■ Written exercise
Write every entry out again exactly, please, and skip the pictures.

■ Data for the task
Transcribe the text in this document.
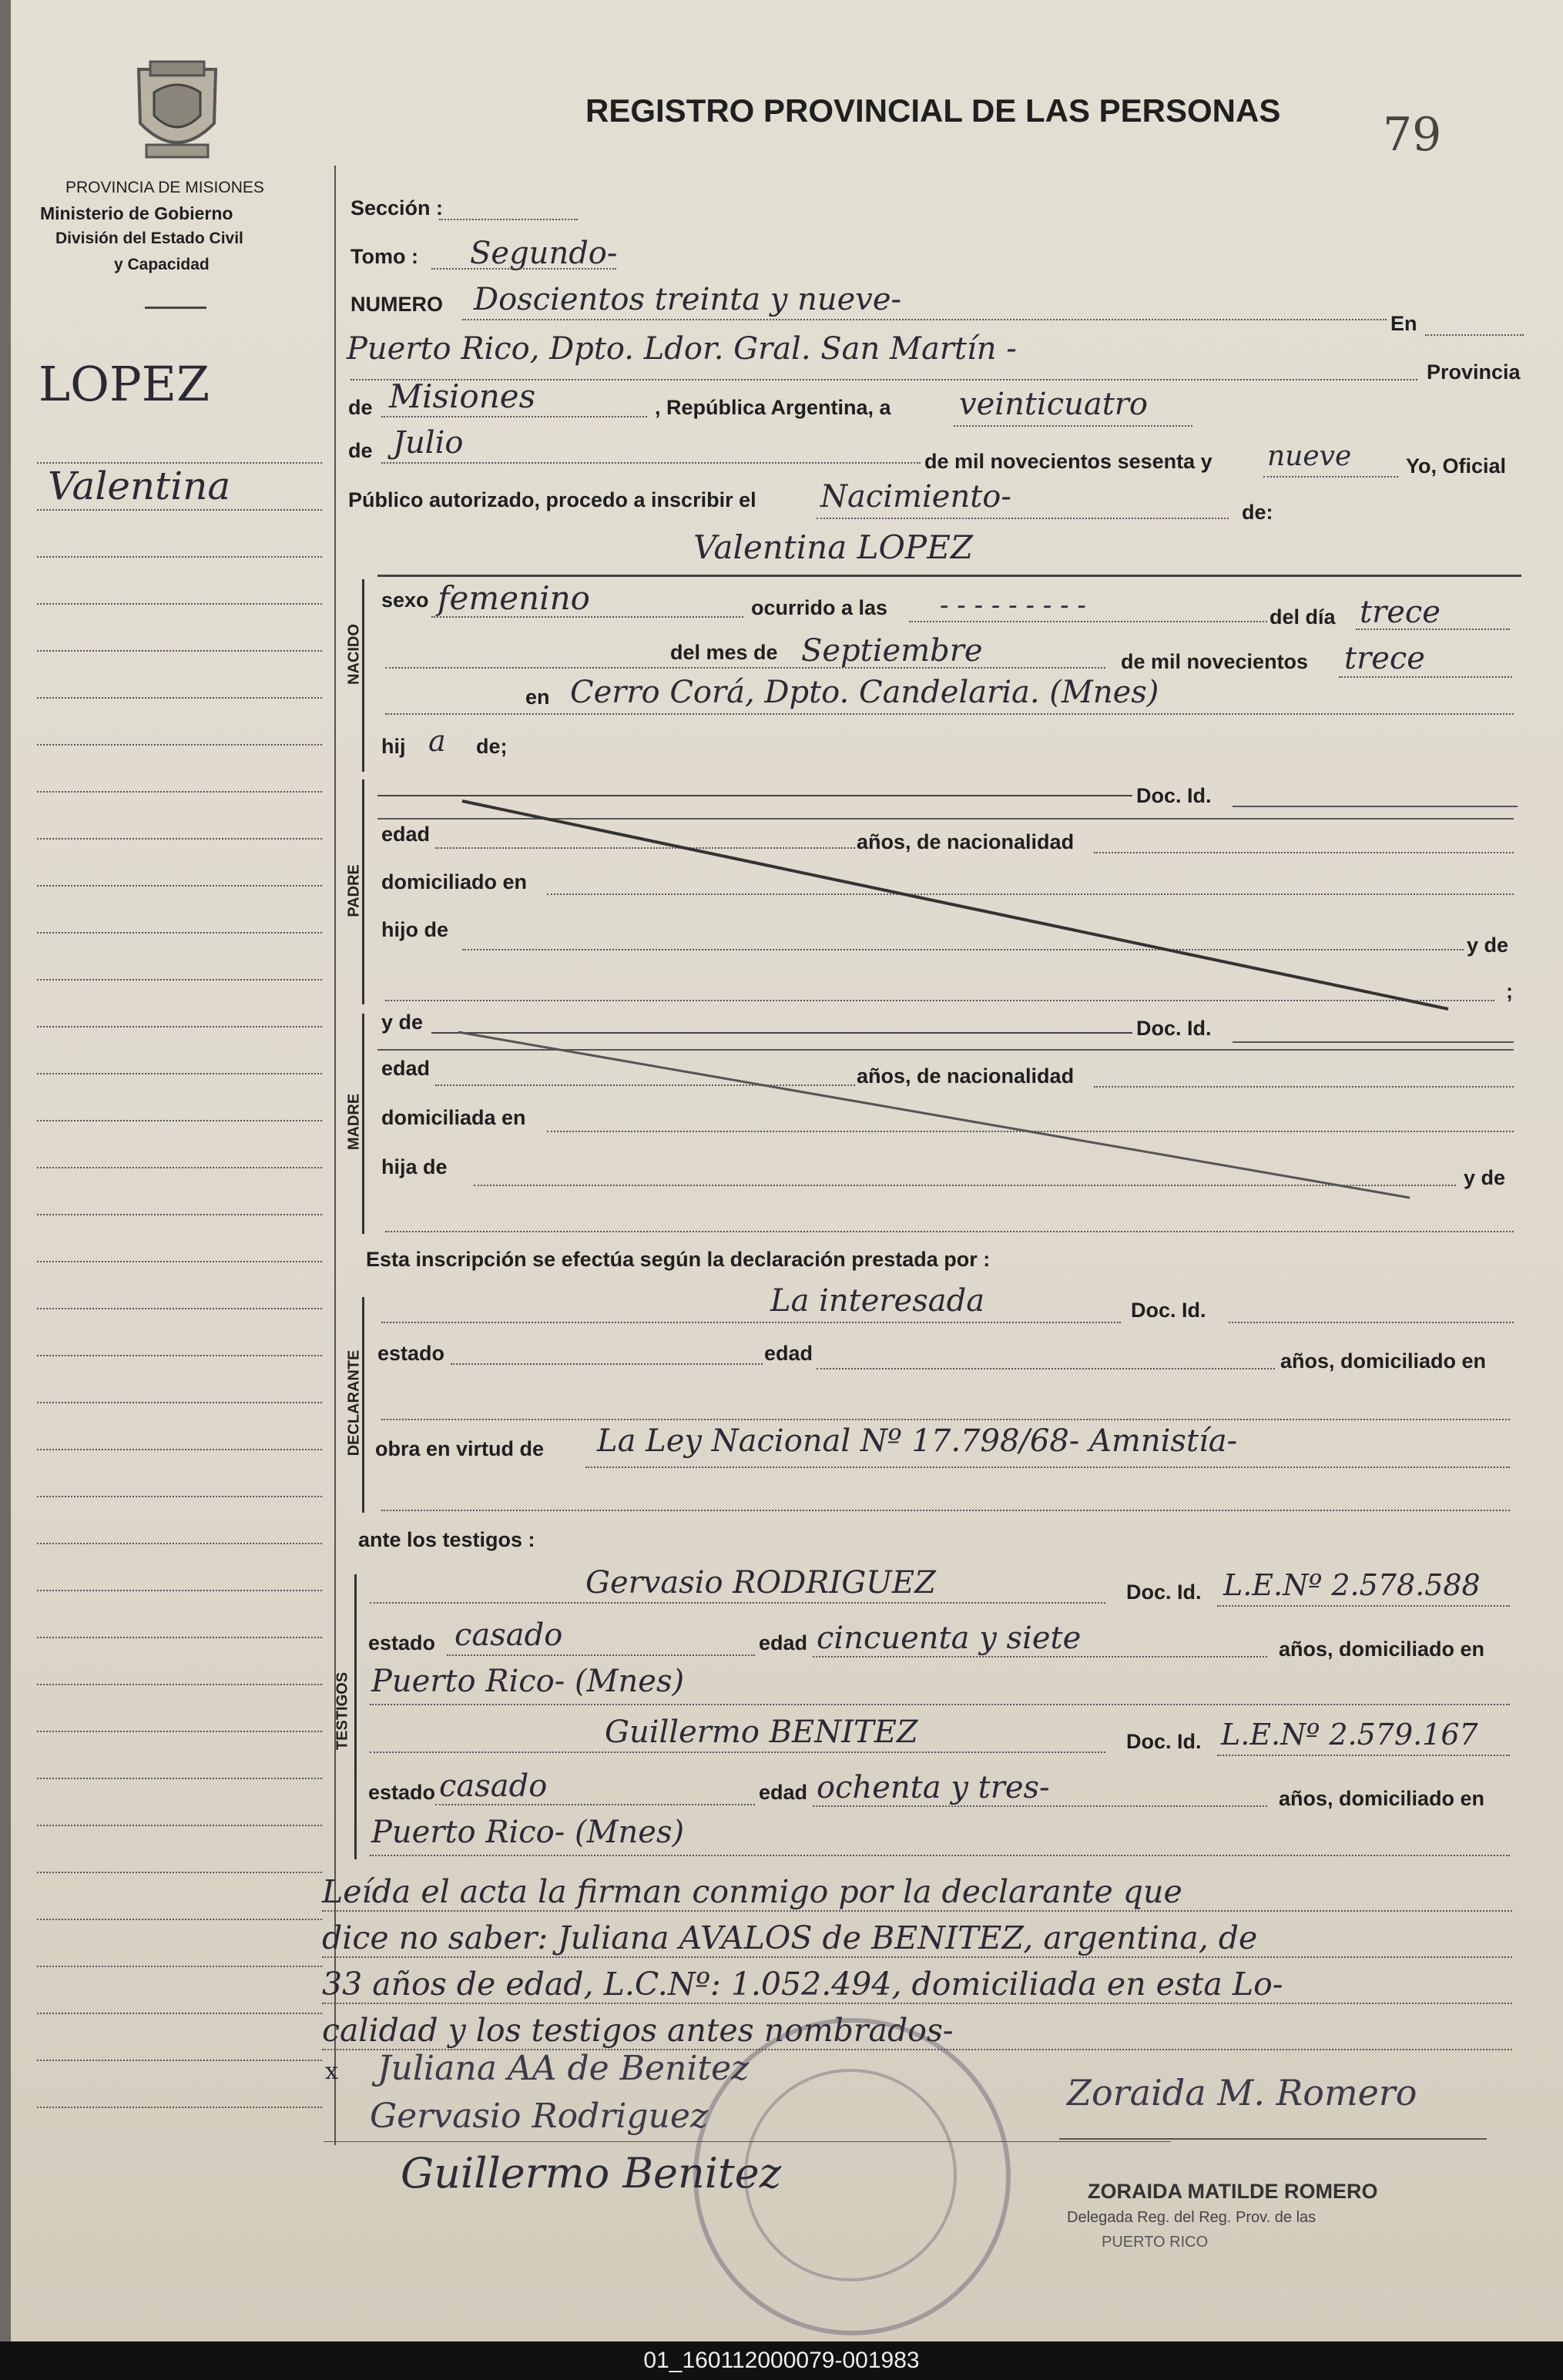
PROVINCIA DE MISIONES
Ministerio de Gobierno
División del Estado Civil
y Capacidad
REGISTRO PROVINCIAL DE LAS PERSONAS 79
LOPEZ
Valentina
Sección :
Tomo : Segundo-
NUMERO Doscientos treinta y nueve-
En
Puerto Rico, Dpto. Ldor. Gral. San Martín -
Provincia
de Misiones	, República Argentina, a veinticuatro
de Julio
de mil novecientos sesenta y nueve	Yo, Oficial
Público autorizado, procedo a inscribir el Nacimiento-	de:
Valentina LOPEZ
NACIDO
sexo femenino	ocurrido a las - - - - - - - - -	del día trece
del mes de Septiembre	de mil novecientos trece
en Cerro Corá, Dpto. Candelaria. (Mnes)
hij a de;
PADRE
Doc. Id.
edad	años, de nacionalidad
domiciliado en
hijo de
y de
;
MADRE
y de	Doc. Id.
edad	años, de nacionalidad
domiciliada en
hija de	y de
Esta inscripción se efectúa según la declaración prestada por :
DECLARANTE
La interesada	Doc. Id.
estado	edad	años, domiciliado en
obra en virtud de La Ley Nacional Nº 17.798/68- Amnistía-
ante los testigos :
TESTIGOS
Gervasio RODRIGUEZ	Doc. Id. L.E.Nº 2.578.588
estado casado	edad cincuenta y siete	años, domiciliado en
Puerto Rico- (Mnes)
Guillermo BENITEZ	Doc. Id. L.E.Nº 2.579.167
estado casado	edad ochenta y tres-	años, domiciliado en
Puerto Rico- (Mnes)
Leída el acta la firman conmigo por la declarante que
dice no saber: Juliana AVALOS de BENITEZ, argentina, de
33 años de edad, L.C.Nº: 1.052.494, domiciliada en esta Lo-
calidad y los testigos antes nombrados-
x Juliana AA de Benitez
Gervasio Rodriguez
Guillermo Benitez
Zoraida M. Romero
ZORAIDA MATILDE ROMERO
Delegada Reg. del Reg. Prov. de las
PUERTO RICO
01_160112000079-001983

■ Expected output
Transcribe the text in this document.
PROVINCIA DE MISIONES
Ministerio de Gobierno
División del Estado Civil
y Capacidad
REGISTRO PROVINCIAL DE LAS PERSONAS 79
LOPEZ
Valentina
Sección :
Tomo : Segundo-
NUMERO Doscientos treinta y nueve-
En
Puerto Rico, Dpto. Ldor. Gral. San Martín -
Provincia
de Misiones	, República Argentina, a veinticuatro
de Julio
de mil novecientos sesenta y nueve	Yo, Oficial
Público autorizado, procedo a inscribir el Nacimiento-	de:
Valentina LOPEZ
NACIDO
sexo femenino	ocurrido a las - - - - - - - - -	del día trece
del mes de Septiembre	de mil novecientos trece
en Cerro Corá, Dpto. Candelaria. (Mnes)
hij a de;
PADRE
Doc. Id.
edad	años, de nacionalidad
domiciliado en
hijo de
y de
;
MADRE
y de	Doc. Id.
edad	años, de nacionalidad
domiciliada en
hija de	y de
Esta inscripción se efectúa según la declaración prestada por :
DECLARANTE
La interesada	Doc. Id.
estado	edad	años, domiciliado en
obra en virtud de La Ley Nacional Nº 17.798/68- Amnistía-
ante los testigos :
TESTIGOS
Gervasio RODRIGUEZ	Doc. Id. L.E.Nº 2.578.588
estado casado	edad cincuenta y siete	años, domiciliado en
Puerto Rico- (Mnes)
Guillermo BENITEZ	Doc. Id. L.E.Nº 2.579.167
estado casado	edad ochenta y tres-	años, domiciliado en
Puerto Rico- (Mnes)
Leída el acta la firman conmigo por la declarante que
dice no saber: Juliana AVALOS de BENITEZ, argentina, de
33 años de edad, L.C.Nº: 1.052.494, domiciliada en esta Lo-
calidad y los testigos antes nombrados-
x Juliana AA de Benitez
Gervasio Rodriguez
Guillermo Benitez
Zoraida M. Romero
ZORAIDA MATILDE ROMERO
Delegada Reg. del Reg. Prov. de las
PUERTO RICO
01_160112000079-001983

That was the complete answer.